**Written request**
Reproduce all of the data exactly.
-- begin Excerpted records --
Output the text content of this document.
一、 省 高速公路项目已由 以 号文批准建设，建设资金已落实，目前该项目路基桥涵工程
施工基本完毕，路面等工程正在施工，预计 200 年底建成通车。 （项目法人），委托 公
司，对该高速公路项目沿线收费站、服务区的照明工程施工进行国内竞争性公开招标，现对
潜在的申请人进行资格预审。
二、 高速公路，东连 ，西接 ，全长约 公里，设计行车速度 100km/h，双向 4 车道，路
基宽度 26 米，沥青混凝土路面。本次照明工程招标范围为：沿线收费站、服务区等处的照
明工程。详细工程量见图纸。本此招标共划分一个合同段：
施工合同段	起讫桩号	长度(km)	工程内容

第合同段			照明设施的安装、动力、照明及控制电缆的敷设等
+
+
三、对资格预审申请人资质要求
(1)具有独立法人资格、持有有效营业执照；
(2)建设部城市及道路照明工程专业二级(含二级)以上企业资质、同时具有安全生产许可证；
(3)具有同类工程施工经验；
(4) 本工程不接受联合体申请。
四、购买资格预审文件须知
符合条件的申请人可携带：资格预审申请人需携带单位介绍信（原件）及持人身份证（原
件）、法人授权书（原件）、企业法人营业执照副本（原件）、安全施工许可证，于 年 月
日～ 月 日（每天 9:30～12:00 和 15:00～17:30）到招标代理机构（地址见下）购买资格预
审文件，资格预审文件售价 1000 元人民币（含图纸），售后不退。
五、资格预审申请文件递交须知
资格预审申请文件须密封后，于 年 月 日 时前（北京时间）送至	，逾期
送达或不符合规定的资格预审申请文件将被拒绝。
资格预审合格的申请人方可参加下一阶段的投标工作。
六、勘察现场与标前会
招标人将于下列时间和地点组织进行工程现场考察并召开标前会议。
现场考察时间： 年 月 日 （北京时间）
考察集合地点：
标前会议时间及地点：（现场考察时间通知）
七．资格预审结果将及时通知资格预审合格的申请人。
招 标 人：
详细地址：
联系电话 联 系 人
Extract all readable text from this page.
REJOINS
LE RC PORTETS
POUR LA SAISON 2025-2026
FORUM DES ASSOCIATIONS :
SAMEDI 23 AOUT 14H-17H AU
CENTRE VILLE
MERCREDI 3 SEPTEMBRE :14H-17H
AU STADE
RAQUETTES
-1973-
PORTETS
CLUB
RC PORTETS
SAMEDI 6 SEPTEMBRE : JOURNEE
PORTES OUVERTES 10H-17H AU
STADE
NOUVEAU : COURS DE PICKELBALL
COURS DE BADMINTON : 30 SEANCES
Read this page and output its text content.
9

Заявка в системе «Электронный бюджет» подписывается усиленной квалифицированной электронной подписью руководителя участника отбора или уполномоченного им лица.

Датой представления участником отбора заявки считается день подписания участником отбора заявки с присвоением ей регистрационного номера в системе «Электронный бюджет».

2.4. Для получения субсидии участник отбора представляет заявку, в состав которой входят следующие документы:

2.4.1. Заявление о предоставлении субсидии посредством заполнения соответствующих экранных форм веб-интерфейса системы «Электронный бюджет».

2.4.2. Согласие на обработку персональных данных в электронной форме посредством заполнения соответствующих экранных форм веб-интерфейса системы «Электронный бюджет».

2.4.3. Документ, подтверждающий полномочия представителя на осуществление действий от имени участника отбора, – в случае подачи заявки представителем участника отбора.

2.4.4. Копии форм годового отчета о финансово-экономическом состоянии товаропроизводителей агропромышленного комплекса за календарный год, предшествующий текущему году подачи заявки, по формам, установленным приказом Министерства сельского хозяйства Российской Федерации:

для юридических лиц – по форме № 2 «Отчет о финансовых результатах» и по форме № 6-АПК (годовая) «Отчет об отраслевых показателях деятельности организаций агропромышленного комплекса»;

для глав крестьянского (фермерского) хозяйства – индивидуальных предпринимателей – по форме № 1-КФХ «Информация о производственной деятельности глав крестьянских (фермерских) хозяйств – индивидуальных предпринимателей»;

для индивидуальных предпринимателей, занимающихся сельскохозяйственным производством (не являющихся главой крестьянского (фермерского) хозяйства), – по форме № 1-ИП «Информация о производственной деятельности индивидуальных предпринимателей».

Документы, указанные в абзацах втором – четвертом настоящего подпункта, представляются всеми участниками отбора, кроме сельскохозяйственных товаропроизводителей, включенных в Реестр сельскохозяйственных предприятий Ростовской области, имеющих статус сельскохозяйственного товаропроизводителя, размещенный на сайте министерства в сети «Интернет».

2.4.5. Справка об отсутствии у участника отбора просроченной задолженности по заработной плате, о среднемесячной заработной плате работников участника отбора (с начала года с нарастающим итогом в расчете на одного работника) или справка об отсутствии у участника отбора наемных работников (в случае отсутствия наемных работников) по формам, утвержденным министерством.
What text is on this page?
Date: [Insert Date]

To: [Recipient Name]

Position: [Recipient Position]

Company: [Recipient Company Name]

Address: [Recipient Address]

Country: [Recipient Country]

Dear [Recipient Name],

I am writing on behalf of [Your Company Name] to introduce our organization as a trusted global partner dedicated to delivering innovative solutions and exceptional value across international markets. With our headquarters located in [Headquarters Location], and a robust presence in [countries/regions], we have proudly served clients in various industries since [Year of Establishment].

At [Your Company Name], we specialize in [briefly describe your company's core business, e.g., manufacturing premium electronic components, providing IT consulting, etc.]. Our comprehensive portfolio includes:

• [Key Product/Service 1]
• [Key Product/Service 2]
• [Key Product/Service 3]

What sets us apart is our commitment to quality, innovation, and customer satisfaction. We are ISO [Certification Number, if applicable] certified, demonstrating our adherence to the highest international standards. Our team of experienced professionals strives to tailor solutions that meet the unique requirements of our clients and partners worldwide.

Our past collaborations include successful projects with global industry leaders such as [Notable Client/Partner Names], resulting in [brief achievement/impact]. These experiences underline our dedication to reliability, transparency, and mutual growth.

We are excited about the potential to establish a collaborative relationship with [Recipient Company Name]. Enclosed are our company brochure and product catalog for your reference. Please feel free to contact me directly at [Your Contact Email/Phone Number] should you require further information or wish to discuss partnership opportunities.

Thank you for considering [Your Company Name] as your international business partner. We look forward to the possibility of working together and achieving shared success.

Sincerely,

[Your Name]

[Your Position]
-- end Excerpted records --
**Solution to the exercise**
Output the text content of this document.
一、 省 高速公路项目已由 以 号文批准建设，建设资金已落实，目前该项目路基桥涵工程
施工基本完毕，路面等工程正在施工，预计 200 年底建成通车。 （项目法人），委托 公
司，对该高速公路项目沿线收费站、服务区的照明工程施工进行国内竞争性公开招标，现对
潜在的申请人进行资格预审。
二、 高速公路，东连 ，西接 ，全长约 公里，设计行车速度 100km/h，双向 4 车道，路
基宽度 26 米，沥青混凝土路面。本次照明工程招标范围为：沿线收费站、服务区等处的照
明工程。详细工程量见图纸。本此招标共划分一个合同段：
施工合同段	起讫桩号	长度(km)	工程内容

第合同段			照明设施的安装、动力、照明及控制电缆的敷设等
+
+
三、对资格预审申请人资质要求
(1)具有独立法人资格、持有有效营业执照；
(2)建设部城市及道路照明工程专业二级(含二级)以上企业资质、同时具有安全生产许可证；
(3)具有同类工程施工经验；
(4) 本工程不接受联合体申请。
四、购买资格预审文件须知
符合条件的申请人可携带：资格预审申请人需携带单位介绍信（原件）及持人身份证（原
件）、法人授权书（原件）、企业法人营业执照副本（原件）、安全施工许可证，于 年 月
日～ 月 日（每天 9:30～12:00 和 15:00～17:30）到招标代理机构（地址见下）购买资格预
审文件，资格预审文件售价 1000 元人民币（含图纸），售后不退。
五、资格预审申请文件递交须知
资格预审申请文件须密封后，于 年 月 日 时前（北京时间）送至	，逾期
送达或不符合规定的资格预审申请文件将被拒绝。
资格预审合格的申请人方可参加下一阶段的投标工作。
六、勘察现场与标前会
招标人将于下列时间和地点组织进行工程现场考察并召开标前会议。
现场考察时间： 年 月 日 （北京时间）
考察集合地点：
标前会议时间及地点：（现场考察时间通知）
七．资格预审结果将及时通知资格预审合格的申请人。
招 标 人：
详细地址：
联系电话 联 系 人
Extract all readable text from this page.
REJOINS
LE RC PORTETS
POUR LA SAISON 2025-2026
FORUM DES ASSOCIATIONS :
SAMEDI 23 AOUT 14H-17H AU
CENTRE VILLE
MERCREDI 3 SEPTEMBRE :14H-17H
AU STADE
RAQUETTES
-1973-
PORTETS
CLUB
RC PORTETS
SAMEDI 6 SEPTEMBRE : JOURNEE
PORTES OUVERTES 10H-17H AU
STADE
NOUVEAU : COURS DE PICKELBALL
COURS DE BADMINTON : 30 SEANCES
Read this page and output its text content.
9

Заявка в системе «Электронный бюджет» подписывается усиленной квалифицированной электронной подписью руководителя участника отбора или уполномоченного им лица.

Датой представления участником отбора заявки считается день подписания участником отбора заявки с присвоением ей регистрационного номера в системе «Электронный бюджет».

2.4. Для получения субсидии участник отбора представляет заявку, в состав которой входят следующие документы:

2.4.1. Заявление о предоставлении субсидии посредством заполнения соответствующих экранных форм веб-интерфейса системы «Электронный бюджет».

2.4.2. Согласие на обработку персональных данных в электронной форме посредством заполнения соответствующих экранных форм веб-интерфейса системы «Электронный бюджет».

2.4.3. Документ, подтверждающий полномочия представителя на осуществление действий от имени участника отбора, – в случае подачи заявки представителем участника отбора.

2.4.4. Копии форм годового отчета о финансово-экономическом состоянии товаропроизводителей агропромышленного комплекса за календарный год, предшествующий текущему году подачи заявки, по формам, установленным приказом Министерства сельского хозяйства Российской Федерации:

для юридических лиц – по форме № 2 «Отчет о финансовых результатах» и по форме № 6-АПК (годовая) «Отчет об отраслевых показателях деятельности организаций агропромышленного комплекса»;

для глав крестьянского (фермерского) хозяйства – индивидуальных предпринимателей – по форме № 1-КФХ «Информация о производственной деятельности глав крестьянских (фермерских) хозяйств – индивидуальных предпринимателей»;

для индивидуальных предпринимателей, занимающихся сельскохозяйственным производством (не являющихся главой крестьянского (фермерского) хозяйства), – по форме № 1-ИП «Информация о производственной деятельности индивидуальных предпринимателей».

Документы, указанные в абзацах втором – четвертом настоящего подпункта, представляются всеми участниками отбора, кроме сельскохозяйственных товаропроизводителей, включенных в Реестр сельскохозяйственных предприятий Ростовской области, имеющих статус сельскохозяйственного товаропроизводителя, размещенный на сайте министерства в сети «Интернет».

2.4.5. Справка об отсутствии у участника отбора просроченной задолженности по заработной плате, о среднемесячной заработной плате работников участника отбора (с начала года с нарастающим итогом в расчете на одного работника) или справка об отсутствии у участника отбора наемных работников (в случае отсутствия наемных работников) по формам, утвержденным министерством.
What text is on this page?
Date: [Insert Date]

To: [Recipient Name]

Position: [Recipient Position]

Company: [Recipient Company Name]

Address: [Recipient Address]

Country: [Recipient Country]

Dear [Recipient Name],

I am writing on behalf of [Your Company Name] to introduce our organization as a trusted global partner dedicated to delivering innovative solutions and exceptional value across international markets. With our headquarters located in [Headquarters Location], and a robust presence in [countries/regions], we have proudly served clients in various industries since [Year of Establishment].

At [Your Company Name], we specialize in [briefly describe your company's core business, e.g., manufacturing premium electronic components, providing IT consulting, etc.]. Our comprehensive portfolio includes:

• [Key Product/Service 1]
• [Key Product/Service 2]
• [Key Product/Service 3]

What sets us apart is our commitment to quality, innovation, and customer satisfaction. We are ISO [Certification Number, if applicable] certified, demonstrating our adherence to the highest international standards. Our team of experienced professionals strives to tailor solutions that meet the unique requirements of our clients and partners worldwide.

Our past collaborations include successful projects with global industry leaders such as [Notable Client/Partner Names], resulting in [brief achievement/impact]. These experiences underline our dedication to reliability, transparency, and mutual growth.

We are excited about the potential to establish a collaborative relationship with [Recipient Company Name]. Enclosed are our company brochure and product catalog for your reference. Please feel free to contact me directly at [Your Contact Email/Phone Number] should you require further information or wish to discuss partnership opportunities.

Thank you for considering [Your Company Name] as your international business partner. We look forward to the possibility of working together and achieving shared success.

Sincerely,

[Your Name]

[Your Position]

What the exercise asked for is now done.